:: Given records
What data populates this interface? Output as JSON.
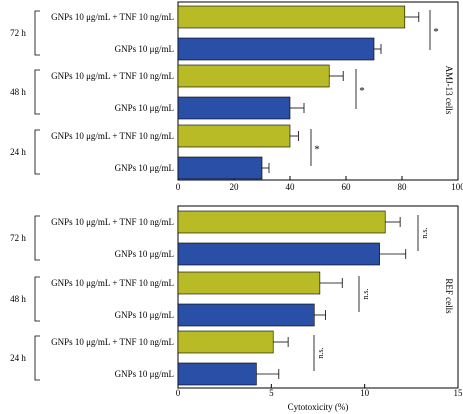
{
  "chart_data": [
    {
      "type": "bar",
      "orientation": "horizontal",
      "panel_label": "AMJ-13 cells",
      "xlabel": "",
      "xlim": [
        0,
        100
      ],
      "xticks": [
        "0",
        "20",
        "40",
        "60",
        "80",
        "100"
      ],
      "groups": [
        {
          "label": "72 h",
          "bars": [
            {
              "label": "GNPs 10 μg/mL + TNF 10 ng/mL",
              "value": 81,
              "error": 5,
              "color": "#b8bb26"
            },
            {
              "label": "GNPs 10 μg/mL",
              "value": 70,
              "error": 2.5,
              "color": "#2a4fa6"
            }
          ],
          "significance": "*"
        },
        {
          "label": "48 h",
          "bars": [
            {
              "label": "GNPs 10 μg/mL + TNF 10 ng/mL",
              "value": 54,
              "error": 5,
              "color": "#b8bb26"
            },
            {
              "label": "GNPs 10 μg/mL",
              "value": 40,
              "error": 5,
              "color": "#2a4fa6"
            }
          ],
          "significance": "*"
        },
        {
          "label": "24 h",
          "bars": [
            {
              "label": "GNPs 10 μg/mL + TNF 10 ng/mL",
              "value": 40,
              "error": 3,
              "color": "#b8bb26"
            },
            {
              "label": "GNPs 10 μg/mL",
              "value": 30,
              "error": 2.5,
              "color": "#2a4fa6"
            }
          ],
          "significance": "*"
        }
      ]
    },
    {
      "type": "bar",
      "orientation": "horizontal",
      "panel_label": "REF cells",
      "xlabel": "Cytotoxicity (%)",
      "xlim": [
        0,
        15
      ],
      "xticks": [
        "0",
        "5",
        "10",
        "15"
      ],
      "groups": [
        {
          "label": "72 h",
          "bars": [
            {
              "label": "GNPs 10 μg/mL + TNF 10 ng/mL",
              "value": 11.1,
              "error": 0.8,
              "color": "#b8bb26"
            },
            {
              "label": "GNPs 10 μg/mL",
              "value": 10.8,
              "error": 1.4,
              "color": "#2a4fa6"
            }
          ],
          "significance": "n.s."
        },
        {
          "label": "48 h",
          "bars": [
            {
              "label": "GNPs 10 μg/mL + TNF 10 ng/mL",
              "value": 7.6,
              "error": 1.2,
              "color": "#b8bb26"
            },
            {
              "label": "GNPs 10 μg/mL",
              "value": 7.3,
              "error": 0.6,
              "color": "#2a4fa6"
            }
          ],
          "significance": "n.s."
        },
        {
          "label": "24 h",
          "bars": [
            {
              "label": "GNPs 10 μg/mL + TNF 10 ng/mL",
              "value": 5.1,
              "error": 0.8,
              "color": "#b8bb26"
            },
            {
              "label": "GNPs 10 μg/mL",
              "value": 4.2,
              "error": 1.2,
              "color": "#2a4fa6"
            }
          ],
          "significance": "n.s."
        }
      ]
    }
  ]
}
::::
Work to complete: Lines containing the word "cells" are to be located in the entries and copied.

Your solution:
      "panel_label": "AMJ-13 cells",
      "panel_label": "REF cells",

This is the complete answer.